Raw data start
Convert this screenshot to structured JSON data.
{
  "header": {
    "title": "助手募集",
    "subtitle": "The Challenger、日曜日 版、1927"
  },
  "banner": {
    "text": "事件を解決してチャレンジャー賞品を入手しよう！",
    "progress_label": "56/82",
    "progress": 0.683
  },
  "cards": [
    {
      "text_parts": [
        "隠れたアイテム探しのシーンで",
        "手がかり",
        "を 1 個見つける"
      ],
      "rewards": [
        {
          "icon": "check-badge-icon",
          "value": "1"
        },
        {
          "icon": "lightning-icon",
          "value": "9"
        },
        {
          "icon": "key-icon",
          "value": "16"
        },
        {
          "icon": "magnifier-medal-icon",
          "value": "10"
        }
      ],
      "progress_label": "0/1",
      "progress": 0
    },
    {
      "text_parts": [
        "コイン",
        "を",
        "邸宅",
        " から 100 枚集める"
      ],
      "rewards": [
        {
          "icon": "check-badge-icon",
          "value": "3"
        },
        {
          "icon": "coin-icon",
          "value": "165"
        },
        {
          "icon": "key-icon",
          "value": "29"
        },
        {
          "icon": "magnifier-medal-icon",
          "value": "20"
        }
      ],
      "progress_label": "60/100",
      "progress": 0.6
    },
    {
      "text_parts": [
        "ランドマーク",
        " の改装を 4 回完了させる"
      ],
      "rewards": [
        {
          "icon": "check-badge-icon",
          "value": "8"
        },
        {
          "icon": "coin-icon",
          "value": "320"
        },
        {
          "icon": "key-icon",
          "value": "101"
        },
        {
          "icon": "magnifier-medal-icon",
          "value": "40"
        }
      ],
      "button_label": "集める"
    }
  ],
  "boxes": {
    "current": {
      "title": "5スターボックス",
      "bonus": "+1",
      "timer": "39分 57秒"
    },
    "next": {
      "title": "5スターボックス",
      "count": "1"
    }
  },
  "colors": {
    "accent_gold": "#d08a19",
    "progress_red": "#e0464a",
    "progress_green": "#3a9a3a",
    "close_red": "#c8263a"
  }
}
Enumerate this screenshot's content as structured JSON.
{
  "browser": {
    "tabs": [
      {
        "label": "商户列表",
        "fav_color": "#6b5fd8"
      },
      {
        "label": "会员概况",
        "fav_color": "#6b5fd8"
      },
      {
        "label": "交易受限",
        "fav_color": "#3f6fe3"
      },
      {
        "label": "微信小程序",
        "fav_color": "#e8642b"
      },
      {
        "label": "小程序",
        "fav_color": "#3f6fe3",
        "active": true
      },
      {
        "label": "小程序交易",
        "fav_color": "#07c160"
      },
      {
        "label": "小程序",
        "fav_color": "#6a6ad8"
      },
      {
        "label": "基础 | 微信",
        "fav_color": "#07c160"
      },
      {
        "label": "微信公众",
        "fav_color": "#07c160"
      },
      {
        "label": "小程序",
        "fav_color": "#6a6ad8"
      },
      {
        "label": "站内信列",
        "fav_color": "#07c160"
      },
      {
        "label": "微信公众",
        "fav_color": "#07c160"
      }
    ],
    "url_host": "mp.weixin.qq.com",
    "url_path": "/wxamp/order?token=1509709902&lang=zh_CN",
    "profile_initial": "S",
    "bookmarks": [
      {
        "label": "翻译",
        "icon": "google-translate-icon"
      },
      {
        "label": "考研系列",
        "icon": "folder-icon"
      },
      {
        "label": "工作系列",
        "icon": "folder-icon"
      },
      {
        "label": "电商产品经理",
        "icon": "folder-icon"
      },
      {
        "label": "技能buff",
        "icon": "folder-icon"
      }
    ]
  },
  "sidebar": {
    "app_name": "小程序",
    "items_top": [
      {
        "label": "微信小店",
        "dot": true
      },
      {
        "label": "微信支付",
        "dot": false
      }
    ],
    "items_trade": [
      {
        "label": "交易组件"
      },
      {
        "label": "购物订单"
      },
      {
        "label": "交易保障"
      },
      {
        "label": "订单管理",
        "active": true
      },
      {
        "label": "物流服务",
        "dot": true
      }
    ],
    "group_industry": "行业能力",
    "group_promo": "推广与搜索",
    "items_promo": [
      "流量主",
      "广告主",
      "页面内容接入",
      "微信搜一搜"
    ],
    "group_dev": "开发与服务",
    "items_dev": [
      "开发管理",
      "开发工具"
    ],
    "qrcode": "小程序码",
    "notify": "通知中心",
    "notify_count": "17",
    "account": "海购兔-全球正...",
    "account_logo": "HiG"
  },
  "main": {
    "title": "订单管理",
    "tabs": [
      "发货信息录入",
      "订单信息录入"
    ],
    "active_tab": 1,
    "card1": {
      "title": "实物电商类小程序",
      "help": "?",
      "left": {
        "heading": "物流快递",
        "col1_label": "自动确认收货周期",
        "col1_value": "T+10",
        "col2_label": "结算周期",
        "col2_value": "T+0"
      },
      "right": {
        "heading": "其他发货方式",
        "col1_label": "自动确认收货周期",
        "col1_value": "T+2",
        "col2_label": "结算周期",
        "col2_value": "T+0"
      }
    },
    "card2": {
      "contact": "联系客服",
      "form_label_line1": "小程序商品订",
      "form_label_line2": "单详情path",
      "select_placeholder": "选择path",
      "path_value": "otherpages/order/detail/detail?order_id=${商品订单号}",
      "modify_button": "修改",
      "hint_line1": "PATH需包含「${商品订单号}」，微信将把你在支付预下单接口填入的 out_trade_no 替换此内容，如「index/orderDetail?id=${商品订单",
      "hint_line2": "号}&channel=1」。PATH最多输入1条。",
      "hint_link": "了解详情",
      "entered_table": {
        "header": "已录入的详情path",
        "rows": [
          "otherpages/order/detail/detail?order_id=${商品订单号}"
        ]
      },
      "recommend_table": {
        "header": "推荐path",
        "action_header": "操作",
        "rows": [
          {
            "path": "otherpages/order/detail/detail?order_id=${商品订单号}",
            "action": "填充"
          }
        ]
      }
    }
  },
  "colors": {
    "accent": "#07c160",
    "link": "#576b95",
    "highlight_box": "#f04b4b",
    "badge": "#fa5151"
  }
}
Raw data end
What you will do:
Write every line of the material above again, exactly.

Answer for this exercise:
Convert this screenshot to structured JSON data.
{
  "header": {
    "title": "助手募集",
    "subtitle": "The Challenger、日曜日 版、1927"
  },
  "banner": {
    "text": "事件を解決してチャレンジャー賞品を入手しよう！",
    "progress_label": "56/82",
    "progress": 0.683
  },
  "cards": [
    {
      "text_parts": [
        "隠れたアイテム探しのシーンで",
        "手がかり",
        "を 1 個見つける"
      ],
      "rewards": [
        {
          "icon": "check-badge-icon",
          "value": "1"
        },
        {
          "icon": "lightning-icon",
          "value": "9"
        },
        {
          "icon": "key-icon",
          "value": "16"
        },
        {
          "icon": "magnifier-medal-icon",
          "value": "10"
        }
      ],
      "progress_label": "0/1",
      "progress": 0
    },
    {
      "text_parts": [
        "コイン",
        "を",
        "邸宅",
        " から 100 枚集める"
      ],
      "rewards": [
        {
          "icon": "check-badge-icon",
          "value": "3"
        },
        {
          "icon": "coin-icon",
          "value": "165"
        },
        {
          "icon": "key-icon",
          "value": "29"
        },
        {
          "icon": "magnifier-medal-icon",
          "value": "20"
        }
      ],
      "progress_label": "60/100",
      "progress": 0.6
    },
    {
      "text_parts": [
        "ランドマーク",
        " の改装を 4 回完了させる"
      ],
      "rewards": [
        {
          "icon": "check-badge-icon",
          "value": "8"
        },
        {
          "icon": "coin-icon",
          "value": "320"
        },
        {
          "icon": "key-icon",
          "value": "101"
        },
        {
          "icon": "magnifier-medal-icon",
          "value": "40"
        }
      ],
      "button_label": "集める"
    }
  ],
  "boxes": {
    "current": {
      "title": "5スターボックス",
      "bonus": "+1",
      "timer": "39分 57秒"
    },
    "next": {
      "title": "5スターボックス",
      "count": "1"
    }
  },
  "colors": {
    "accent_gold": "#d08a19",
    "progress_red": "#e0464a",
    "progress_green": "#3a9a3a",
    "close_red": "#c8263a"
  }
}
Enumerate this screenshot's content as structured JSON.
{
  "browser": {
    "tabs": [
      {
        "label": "商户列表",
        "fav_color": "#6b5fd8"
      },
      {
        "label": "会员概况",
        "fav_color": "#6b5fd8"
      },
      {
        "label": "交易受限",
        "fav_color": "#3f6fe3"
      },
      {
        "label": "微信小程序",
        "fav_color": "#e8642b"
      },
      {
        "label": "小程序",
        "fav_color": "#3f6fe3",
        "active": true
      },
      {
        "label": "小程序交易",
        "fav_color": "#07c160"
      },
      {
        "label": "小程序",
        "fav_color": "#6a6ad8"
      },
      {
        "label": "基础 | 微信",
        "fav_color": "#07c160"
      },
      {
        "label": "微信公众",
        "fav_color": "#07c160"
      },
      {
        "label": "小程序",
        "fav_color": "#6a6ad8"
      },
      {
        "label": "站内信列",
        "fav_color": "#07c160"
      },
      {
        "label": "微信公众",
        "fav_color": "#07c160"
      }
    ],
    "url_host": "mp.weixin.qq.com",
    "url_path": "/wxamp/order?token=1509709902&lang=zh_CN",
    "profile_initial": "S",
    "bookmarks": [
      {
        "label": "翻译",
        "icon": "google-translate-icon"
      },
      {
        "label": "考研系列",
        "icon": "folder-icon"
      },
      {
        "label": "工作系列",
        "icon": "folder-icon"
      },
      {
        "label": "电商产品经理",
        "icon": "folder-icon"
      },
      {
        "label": "技能buff",
        "icon": "folder-icon"
      }
    ]
  },
  "sidebar": {
    "app_name": "小程序",
    "items_top": [
      {
        "label": "微信小店",
        "dot": true
      },
      {
        "label": "微信支付",
        "dot": false
      }
    ],
    "items_trade": [
      {
        "label": "交易组件"
      },
      {
        "label": "购物订单"
      },
      {
        "label": "交易保障"
      },
      {
        "label": "订单管理",
        "active": true
      },
      {
        "label": "物流服务",
        "dot": true
      }
    ],
    "group_industry": "行业能力",
    "group_promo": "推广与搜索",
    "items_promo": [
      "流量主",
      "广告主",
      "页面内容接入",
      "微信搜一搜"
    ],
    "group_dev": "开发与服务",
    "items_dev": [
      "开发管理",
      "开发工具"
    ],
    "qrcode": "小程序码",
    "notify": "通知中心",
    "notify_count": "17",
    "account": "海购兔-全球正...",
    "account_logo": "HiG"
  },
  "main": {
    "title": "订单管理",
    "tabs": [
      "发货信息录入",
      "订单信息录入"
    ],
    "active_tab": 1,
    "card1": {
      "title": "实物电商类小程序",
      "help": "?",
      "left": {
        "heading": "物流快递",
        "col1_label": "自动确认收货周期",
        "col1_value": "T+10",
        "col2_label": "结算周期",
        "col2_value": "T+0"
      },
      "right": {
        "heading": "其他发货方式",
        "col1_label": "自动确认收货周期",
        "col1_value": "T+2",
        "col2_label": "结算周期",
        "col2_value": "T+0"
      }
    },
    "card2": {
      "contact": "联系客服",
      "form_label_line1": "小程序商品订",
      "form_label_line2": "单详情path",
      "select_placeholder": "选择path",
      "path_value": "otherpages/order/detail/detail?order_id=${商品订单号}",
      "modify_button": "修改",
      "hint_line1": "PATH需包含「${商品订单号}」，微信将把你在支付预下单接口填入的 out_trade_no 替换此内容，如「index/orderDetail?id=${商品订单",
      "hint_line2": "号}&channel=1」。PATH最多输入1条。",
      "hint_link": "了解详情",
      "entered_table": {
        "header": "已录入的详情path",
        "rows": [
          "otherpages/order/detail/detail?order_id=${商品订单号}"
        ]
      },
      "recommend_table": {
        "header": "推荐path",
        "action_header": "操作",
        "rows": [
          {
            "path": "otherpages/order/detail/detail?order_id=${商品订单号}",
            "action": "填充"
          }
        ]
      }
    }
  },
  "colors": {
    "accent": "#07c160",
    "link": "#576b95",
    "highlight_box": "#f04b4b",
    "badge": "#fa5151"
  }
}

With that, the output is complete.